Stated goal:
Below are some records; return each one exactly.

Material supplied:
-- BEGIN --
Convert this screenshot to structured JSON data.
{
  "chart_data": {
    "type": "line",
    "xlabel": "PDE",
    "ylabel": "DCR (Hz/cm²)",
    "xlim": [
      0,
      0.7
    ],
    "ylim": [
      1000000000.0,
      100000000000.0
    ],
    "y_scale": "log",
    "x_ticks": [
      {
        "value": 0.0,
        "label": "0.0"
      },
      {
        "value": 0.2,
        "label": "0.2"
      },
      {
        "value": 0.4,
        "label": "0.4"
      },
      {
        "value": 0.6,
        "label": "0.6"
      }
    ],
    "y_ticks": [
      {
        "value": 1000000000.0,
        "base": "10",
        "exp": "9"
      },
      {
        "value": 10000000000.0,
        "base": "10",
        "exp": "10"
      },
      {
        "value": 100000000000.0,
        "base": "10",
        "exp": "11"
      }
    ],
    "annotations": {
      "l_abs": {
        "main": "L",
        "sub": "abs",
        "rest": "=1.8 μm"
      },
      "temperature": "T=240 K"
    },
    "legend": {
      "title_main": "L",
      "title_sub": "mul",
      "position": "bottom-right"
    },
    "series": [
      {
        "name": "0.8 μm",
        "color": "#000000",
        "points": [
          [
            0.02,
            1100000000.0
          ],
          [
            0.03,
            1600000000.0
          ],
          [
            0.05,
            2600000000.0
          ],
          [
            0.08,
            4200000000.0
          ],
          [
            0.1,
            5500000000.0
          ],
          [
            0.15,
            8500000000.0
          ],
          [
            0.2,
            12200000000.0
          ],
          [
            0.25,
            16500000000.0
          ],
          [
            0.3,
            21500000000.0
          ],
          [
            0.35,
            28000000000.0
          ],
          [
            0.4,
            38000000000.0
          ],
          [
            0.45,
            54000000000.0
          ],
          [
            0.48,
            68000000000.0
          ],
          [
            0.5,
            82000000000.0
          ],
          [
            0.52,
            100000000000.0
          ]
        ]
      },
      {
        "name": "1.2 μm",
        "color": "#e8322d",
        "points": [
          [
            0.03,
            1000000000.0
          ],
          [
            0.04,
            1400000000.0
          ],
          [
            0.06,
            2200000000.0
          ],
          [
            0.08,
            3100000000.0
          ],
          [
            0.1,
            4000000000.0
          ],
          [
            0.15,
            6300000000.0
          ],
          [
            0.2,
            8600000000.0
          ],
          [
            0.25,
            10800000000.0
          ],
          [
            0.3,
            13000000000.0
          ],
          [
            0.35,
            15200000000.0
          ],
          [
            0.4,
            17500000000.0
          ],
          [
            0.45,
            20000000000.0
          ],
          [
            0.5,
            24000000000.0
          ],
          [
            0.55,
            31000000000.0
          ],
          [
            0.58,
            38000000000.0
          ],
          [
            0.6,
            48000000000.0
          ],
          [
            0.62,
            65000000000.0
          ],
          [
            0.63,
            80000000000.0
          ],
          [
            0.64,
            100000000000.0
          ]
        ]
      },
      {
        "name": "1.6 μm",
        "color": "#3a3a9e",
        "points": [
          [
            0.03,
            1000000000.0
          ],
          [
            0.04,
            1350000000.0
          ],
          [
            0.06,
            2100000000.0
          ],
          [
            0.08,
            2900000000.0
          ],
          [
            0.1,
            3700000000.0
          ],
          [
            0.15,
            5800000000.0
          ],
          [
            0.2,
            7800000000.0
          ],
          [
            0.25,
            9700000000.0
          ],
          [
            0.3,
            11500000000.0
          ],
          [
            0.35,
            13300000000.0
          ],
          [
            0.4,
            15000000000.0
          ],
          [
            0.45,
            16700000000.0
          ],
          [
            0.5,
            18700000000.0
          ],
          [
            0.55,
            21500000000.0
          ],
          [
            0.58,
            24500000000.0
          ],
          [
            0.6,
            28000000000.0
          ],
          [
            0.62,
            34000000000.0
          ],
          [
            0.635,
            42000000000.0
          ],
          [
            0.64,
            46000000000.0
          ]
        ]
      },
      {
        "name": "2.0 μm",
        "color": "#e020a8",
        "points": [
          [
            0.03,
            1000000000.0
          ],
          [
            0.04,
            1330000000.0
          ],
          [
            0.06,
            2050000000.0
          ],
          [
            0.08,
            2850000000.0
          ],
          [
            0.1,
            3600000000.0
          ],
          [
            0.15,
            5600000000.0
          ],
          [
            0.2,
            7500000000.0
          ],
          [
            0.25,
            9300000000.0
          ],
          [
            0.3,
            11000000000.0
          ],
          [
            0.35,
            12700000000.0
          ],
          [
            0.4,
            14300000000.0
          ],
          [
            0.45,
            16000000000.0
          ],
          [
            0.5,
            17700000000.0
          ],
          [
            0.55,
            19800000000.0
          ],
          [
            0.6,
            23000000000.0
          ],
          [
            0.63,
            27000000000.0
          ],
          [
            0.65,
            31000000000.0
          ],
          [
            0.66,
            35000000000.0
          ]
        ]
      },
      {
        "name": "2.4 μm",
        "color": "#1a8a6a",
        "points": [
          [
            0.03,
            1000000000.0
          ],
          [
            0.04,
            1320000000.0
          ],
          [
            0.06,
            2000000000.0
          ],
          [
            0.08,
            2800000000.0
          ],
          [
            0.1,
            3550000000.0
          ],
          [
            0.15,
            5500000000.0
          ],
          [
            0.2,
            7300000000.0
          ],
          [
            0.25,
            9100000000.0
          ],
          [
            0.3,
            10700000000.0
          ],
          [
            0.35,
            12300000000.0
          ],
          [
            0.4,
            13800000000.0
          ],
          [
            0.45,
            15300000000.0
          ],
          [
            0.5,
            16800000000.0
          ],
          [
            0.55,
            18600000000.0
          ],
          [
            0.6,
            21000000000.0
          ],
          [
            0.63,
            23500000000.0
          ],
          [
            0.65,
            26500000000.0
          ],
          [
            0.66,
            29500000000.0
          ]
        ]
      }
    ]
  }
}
-- END --
Response:
Convert this screenshot to structured JSON data.
{
  "chart_data": {
    "type": "line",
    "xlabel": "PDE",
    "ylabel": "DCR (Hz/cm²)",
    "xlim": [
      0,
      0.7
    ],
    "ylim": [
      1000000000.0,
      100000000000.0
    ],
    "y_scale": "log",
    "x_ticks": [
      {
        "value": 0.0,
        "label": "0.0"
      },
      {
        "value": 0.2,
        "label": "0.2"
      },
      {
        "value": 0.4,
        "label": "0.4"
      },
      {
        "value": 0.6,
        "label": "0.6"
      }
    ],
    "y_ticks": [
      {
        "value": 1000000000.0,
        "base": "10",
        "exp": "9"
      },
      {
        "value": 10000000000.0,
        "base": "10",
        "exp": "10"
      },
      {
        "value": 100000000000.0,
        "base": "10",
        "exp": "11"
      }
    ],
    "annotations": {
      "l_abs": {
        "main": "L",
        "sub": "abs",
        "rest": "=1.8 μm"
      },
      "temperature": "T=240 K"
    },
    "legend": {
      "title_main": "L",
      "title_sub": "mul",
      "position": "bottom-right"
    },
    "series": [
      {
        "name": "0.8 μm",
        "color": "#000000",
        "points": [
          [
            0.02,
            1100000000.0
          ],
          [
            0.03,
            1600000000.0
          ],
          [
            0.05,
            2600000000.0
          ],
          [
            0.08,
            4200000000.0
          ],
          [
            0.1,
            5500000000.0
          ],
          [
            0.15,
            8500000000.0
          ],
          [
            0.2,
            12200000000.0
          ],
          [
            0.25,
            16500000000.0
          ],
          [
            0.3,
            21500000000.0
          ],
          [
            0.35,
            28000000000.0
          ],
          [
            0.4,
            38000000000.0
          ],
          [
            0.45,
            54000000000.0
          ],
          [
            0.48,
            68000000000.0
          ],
          [
            0.5,
            82000000000.0
          ],
          [
            0.52,
            100000000000.0
          ]
        ]
      },
      {
        "name": "1.2 μm",
        "color": "#e8322d",
        "points": [
          [
            0.03,
            1000000000.0
          ],
          [
            0.04,
            1400000000.0
          ],
          [
            0.06,
            2200000000.0
          ],
          [
            0.08,
            3100000000.0
          ],
          [
            0.1,
            4000000000.0
          ],
          [
            0.15,
            6300000000.0
          ],
          [
            0.2,
            8600000000.0
          ],
          [
            0.25,
            10800000000.0
          ],
          [
            0.3,
            13000000000.0
          ],
          [
            0.35,
            15200000000.0
          ],
          [
            0.4,
            17500000000.0
          ],
          [
            0.45,
            20000000000.0
          ],
          [
            0.5,
            24000000000.0
          ],
          [
            0.55,
            31000000000.0
          ],
          [
            0.58,
            38000000000.0
          ],
          [
            0.6,
            48000000000.0
          ],
          [
            0.62,
            65000000000.0
          ],
          [
            0.63,
            80000000000.0
          ],
          [
            0.64,
            100000000000.0
          ]
        ]
      },
      {
        "name": "1.6 μm",
        "color": "#3a3a9e",
        "points": [
          [
            0.03,
            1000000000.0
          ],
          [
            0.04,
            1350000000.0
          ],
          [
            0.06,
            2100000000.0
          ],
          [
            0.08,
            2900000000.0
          ],
          [
            0.1,
            3700000000.0
          ],
          [
            0.15,
            5800000000.0
          ],
          [
            0.2,
            7800000000.0
          ],
          [
            0.25,
            9700000000.0
          ],
          [
            0.3,
            11500000000.0
          ],
          [
            0.35,
            13300000000.0
          ],
          [
            0.4,
            15000000000.0
          ],
          [
            0.45,
            16700000000.0
          ],
          [
            0.5,
            18700000000.0
          ],
          [
            0.55,
            21500000000.0
          ],
          [
            0.58,
            24500000000.0
          ],
          [
            0.6,
            28000000000.0
          ],
          [
            0.62,
            34000000000.0
          ],
          [
            0.635,
            42000000000.0
          ],
          [
            0.64,
            46000000000.0
          ]
        ]
      },
      {
        "name": "2.0 μm",
        "color": "#e020a8",
        "points": [
          [
            0.03,
            1000000000.0
          ],
          [
            0.04,
            1330000000.0
          ],
          [
            0.06,
            2050000000.0
          ],
          [
            0.08,
            2850000000.0
          ],
          [
            0.1,
            3600000000.0
          ],
          [
            0.15,
            5600000000.0
          ],
          [
            0.2,
            7500000000.0
          ],
          [
            0.25,
            9300000000.0
          ],
          [
            0.3,
            11000000000.0
          ],
          [
            0.35,
            12700000000.0
          ],
          [
            0.4,
            14300000000.0
          ],
          [
            0.45,
            16000000000.0
          ],
          [
            0.5,
            17700000000.0
          ],
          [
            0.55,
            19800000000.0
          ],
          [
            0.6,
            23000000000.0
          ],
          [
            0.63,
            27000000000.0
          ],
          [
            0.65,
            31000000000.0
          ],
          [
            0.66,
            35000000000.0
          ]
        ]
      },
      {
        "name": "2.4 μm",
        "color": "#1a8a6a",
        "points": [
          [
            0.03,
            1000000000.0
          ],
          [
            0.04,
            1320000000.0
          ],
          [
            0.06,
            2000000000.0
          ],
          [
            0.08,
            2800000000.0
          ],
          [
            0.1,
            3550000000.0
          ],
          [
            0.15,
            5500000000.0
          ],
          [
            0.2,
            7300000000.0
          ],
          [
            0.25,
            9100000000.0
          ],
          [
            0.3,
            10700000000.0
          ],
          [
            0.35,
            12300000000.0
          ],
          [
            0.4,
            13800000000.0
          ],
          [
            0.45,
            15300000000.0
          ],
          [
            0.5,
            16800000000.0
          ],
          [
            0.55,
            18600000000.0
          ],
          [
            0.6,
            21000000000.0
          ],
          [
            0.63,
            23500000000.0
          ],
          [
            0.65,
            26500000000.0
          ],
          [
            0.66,
            29500000000.0
          ]
        ]
      }
    ]
  }
}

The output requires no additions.